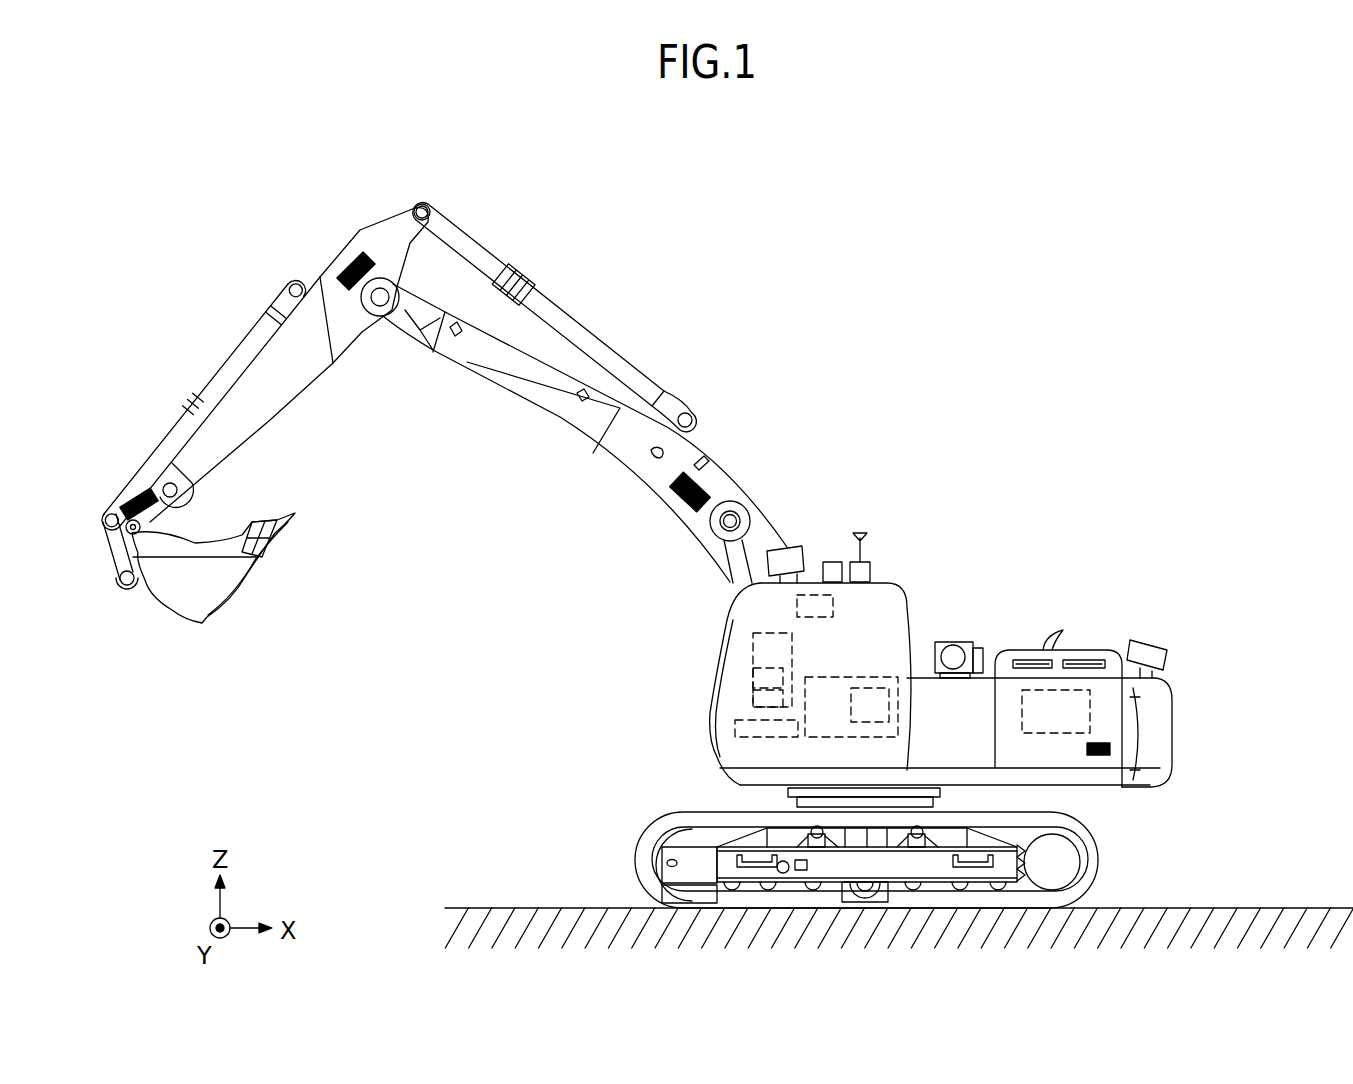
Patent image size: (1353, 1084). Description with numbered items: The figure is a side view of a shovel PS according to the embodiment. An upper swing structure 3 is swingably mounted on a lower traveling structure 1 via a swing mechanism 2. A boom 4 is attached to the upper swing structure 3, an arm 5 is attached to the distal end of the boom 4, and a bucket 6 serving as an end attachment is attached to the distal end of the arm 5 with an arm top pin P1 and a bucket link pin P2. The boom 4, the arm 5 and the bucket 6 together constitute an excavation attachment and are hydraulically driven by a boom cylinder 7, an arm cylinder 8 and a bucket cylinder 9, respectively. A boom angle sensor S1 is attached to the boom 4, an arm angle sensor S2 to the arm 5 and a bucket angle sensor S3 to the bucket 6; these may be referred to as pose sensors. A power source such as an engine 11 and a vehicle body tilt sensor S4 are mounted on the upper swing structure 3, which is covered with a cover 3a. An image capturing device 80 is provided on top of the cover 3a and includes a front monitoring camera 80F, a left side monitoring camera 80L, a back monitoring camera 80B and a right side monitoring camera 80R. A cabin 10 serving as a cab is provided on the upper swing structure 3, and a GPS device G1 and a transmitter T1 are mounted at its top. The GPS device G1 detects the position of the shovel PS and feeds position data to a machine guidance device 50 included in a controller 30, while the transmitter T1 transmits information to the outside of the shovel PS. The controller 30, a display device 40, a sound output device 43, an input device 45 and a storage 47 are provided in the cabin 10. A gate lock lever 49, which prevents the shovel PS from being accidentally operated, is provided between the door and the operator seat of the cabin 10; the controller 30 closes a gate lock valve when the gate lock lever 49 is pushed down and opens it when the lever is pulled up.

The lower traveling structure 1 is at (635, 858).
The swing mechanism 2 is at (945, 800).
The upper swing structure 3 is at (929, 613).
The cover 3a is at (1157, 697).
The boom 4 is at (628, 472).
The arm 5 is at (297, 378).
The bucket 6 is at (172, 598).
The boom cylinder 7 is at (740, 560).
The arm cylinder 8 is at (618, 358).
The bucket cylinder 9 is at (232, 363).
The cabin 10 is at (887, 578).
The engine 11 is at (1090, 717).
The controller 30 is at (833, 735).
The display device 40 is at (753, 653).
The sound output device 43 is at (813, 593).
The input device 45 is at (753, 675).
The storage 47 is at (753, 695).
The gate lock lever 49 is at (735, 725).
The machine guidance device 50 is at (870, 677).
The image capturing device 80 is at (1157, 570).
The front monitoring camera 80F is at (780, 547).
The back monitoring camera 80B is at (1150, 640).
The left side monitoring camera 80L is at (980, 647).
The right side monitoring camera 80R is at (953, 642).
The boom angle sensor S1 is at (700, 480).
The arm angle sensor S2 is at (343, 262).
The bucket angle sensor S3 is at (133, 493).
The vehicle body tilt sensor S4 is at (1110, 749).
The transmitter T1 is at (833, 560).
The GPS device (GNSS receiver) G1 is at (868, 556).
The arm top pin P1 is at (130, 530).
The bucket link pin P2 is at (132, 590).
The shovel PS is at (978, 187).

================================

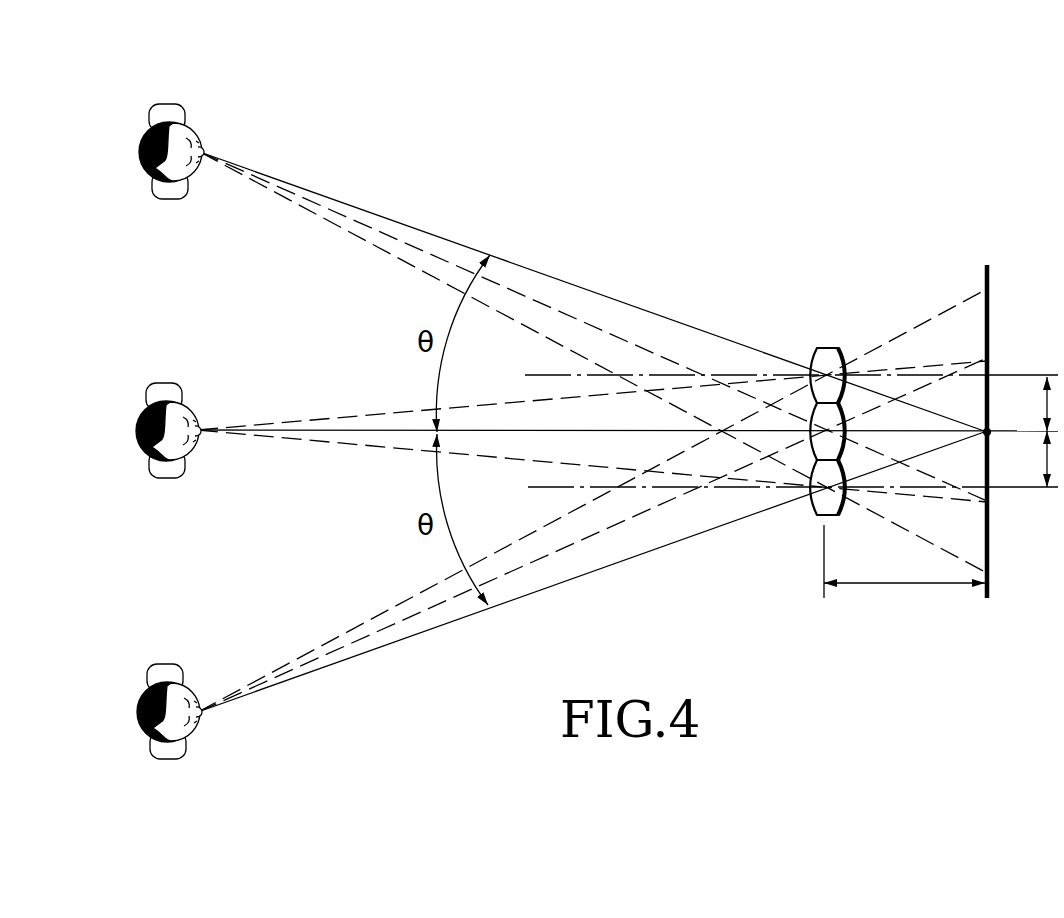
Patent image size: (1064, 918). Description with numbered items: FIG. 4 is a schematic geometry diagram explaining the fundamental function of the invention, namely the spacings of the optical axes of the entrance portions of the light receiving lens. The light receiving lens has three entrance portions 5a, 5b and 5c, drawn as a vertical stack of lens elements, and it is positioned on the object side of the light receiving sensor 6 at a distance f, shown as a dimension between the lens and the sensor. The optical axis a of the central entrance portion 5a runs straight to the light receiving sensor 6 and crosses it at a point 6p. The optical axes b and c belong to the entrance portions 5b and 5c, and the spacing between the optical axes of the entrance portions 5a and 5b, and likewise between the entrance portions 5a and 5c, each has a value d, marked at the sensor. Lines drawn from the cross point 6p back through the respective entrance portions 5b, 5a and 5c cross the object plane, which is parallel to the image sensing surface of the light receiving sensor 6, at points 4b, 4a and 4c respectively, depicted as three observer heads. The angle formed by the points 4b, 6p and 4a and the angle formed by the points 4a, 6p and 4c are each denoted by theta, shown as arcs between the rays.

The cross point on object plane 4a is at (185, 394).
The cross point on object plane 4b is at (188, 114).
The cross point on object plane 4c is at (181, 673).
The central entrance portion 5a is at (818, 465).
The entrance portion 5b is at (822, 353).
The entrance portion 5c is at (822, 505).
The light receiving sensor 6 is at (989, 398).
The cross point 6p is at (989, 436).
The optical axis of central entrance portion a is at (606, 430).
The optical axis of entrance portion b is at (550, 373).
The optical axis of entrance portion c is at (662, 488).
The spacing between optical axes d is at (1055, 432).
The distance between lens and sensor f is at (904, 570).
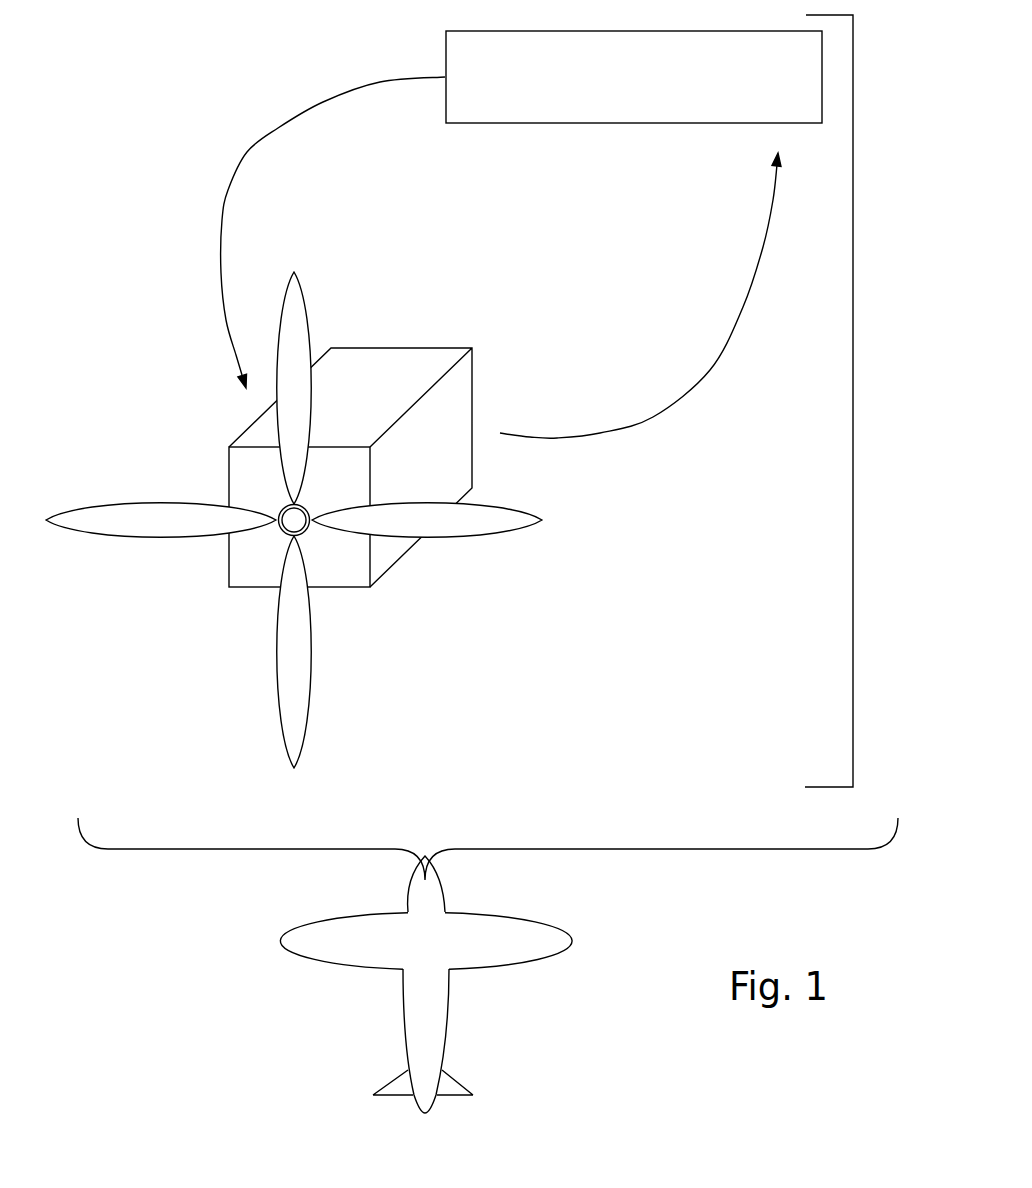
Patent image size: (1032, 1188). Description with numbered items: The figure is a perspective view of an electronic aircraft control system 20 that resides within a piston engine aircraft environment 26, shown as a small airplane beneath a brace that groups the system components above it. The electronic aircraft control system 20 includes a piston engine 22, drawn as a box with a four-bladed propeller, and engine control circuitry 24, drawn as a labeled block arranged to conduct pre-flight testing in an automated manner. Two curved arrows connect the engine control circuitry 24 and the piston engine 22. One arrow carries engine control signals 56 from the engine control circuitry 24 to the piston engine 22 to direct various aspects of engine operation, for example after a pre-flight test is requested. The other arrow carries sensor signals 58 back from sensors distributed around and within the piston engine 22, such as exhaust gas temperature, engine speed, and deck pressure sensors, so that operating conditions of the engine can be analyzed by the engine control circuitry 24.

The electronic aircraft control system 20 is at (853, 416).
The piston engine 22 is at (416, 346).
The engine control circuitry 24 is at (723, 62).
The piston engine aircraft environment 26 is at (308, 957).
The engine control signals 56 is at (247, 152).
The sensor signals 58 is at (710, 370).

================================

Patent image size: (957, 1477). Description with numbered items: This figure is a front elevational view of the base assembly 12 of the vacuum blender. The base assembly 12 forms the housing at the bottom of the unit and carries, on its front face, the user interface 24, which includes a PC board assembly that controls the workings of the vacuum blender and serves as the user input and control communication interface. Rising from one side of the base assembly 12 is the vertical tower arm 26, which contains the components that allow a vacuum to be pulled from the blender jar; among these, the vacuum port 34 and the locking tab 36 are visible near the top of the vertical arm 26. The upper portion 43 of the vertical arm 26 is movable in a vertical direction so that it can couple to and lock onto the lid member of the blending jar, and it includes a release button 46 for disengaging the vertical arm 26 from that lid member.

================================

Express the records starting at the line containing "Patent image size: (1032, 1188)." and ending at the line containing "The engine control circuitry 24 is" as a two-column CSV with the headers input and output. Give one row per request, putting its text in input and its answer in output, with each field quoted and any line breaks replaced by spaces.

input,output
"Patent image size: (1032, 1188). Description with numbered items: The figure is a perspective view of an electronic aircraft control system 20 that resides within a piston engine aircraft environment 26, shown as a small airplane beneath a brace that groups the system components above it. The electronic aircraft control system 20 includes a piston engine 22, drawn as a box with a four-bladed propeller, and engine control circuitry 24, drawn as a labeled block arranged to conduct pre-flight testing in an automated manner. Two curved arrows connect the engine control circuitry 24 and the piston engine 22. One arrow carries engine control signals 56 from the engine control circuitry 24 to the piston engine 22 to direct various aspects of engine operation, for example after a pre-flight test is requested. The other arrow carries sensor signals 58 back from sensors distributed around and within the piston engine 22, such as exhaust gas temperature, engine speed, and deck pressure sensors, so that operating conditions of the engine can be analyzed by the engine control circuitry 24.","The electronic aircraft control system 20 is at (853, 416). The piston engine 22 is at (416, 346). The engine control circuitry 24 is at (723, 62)."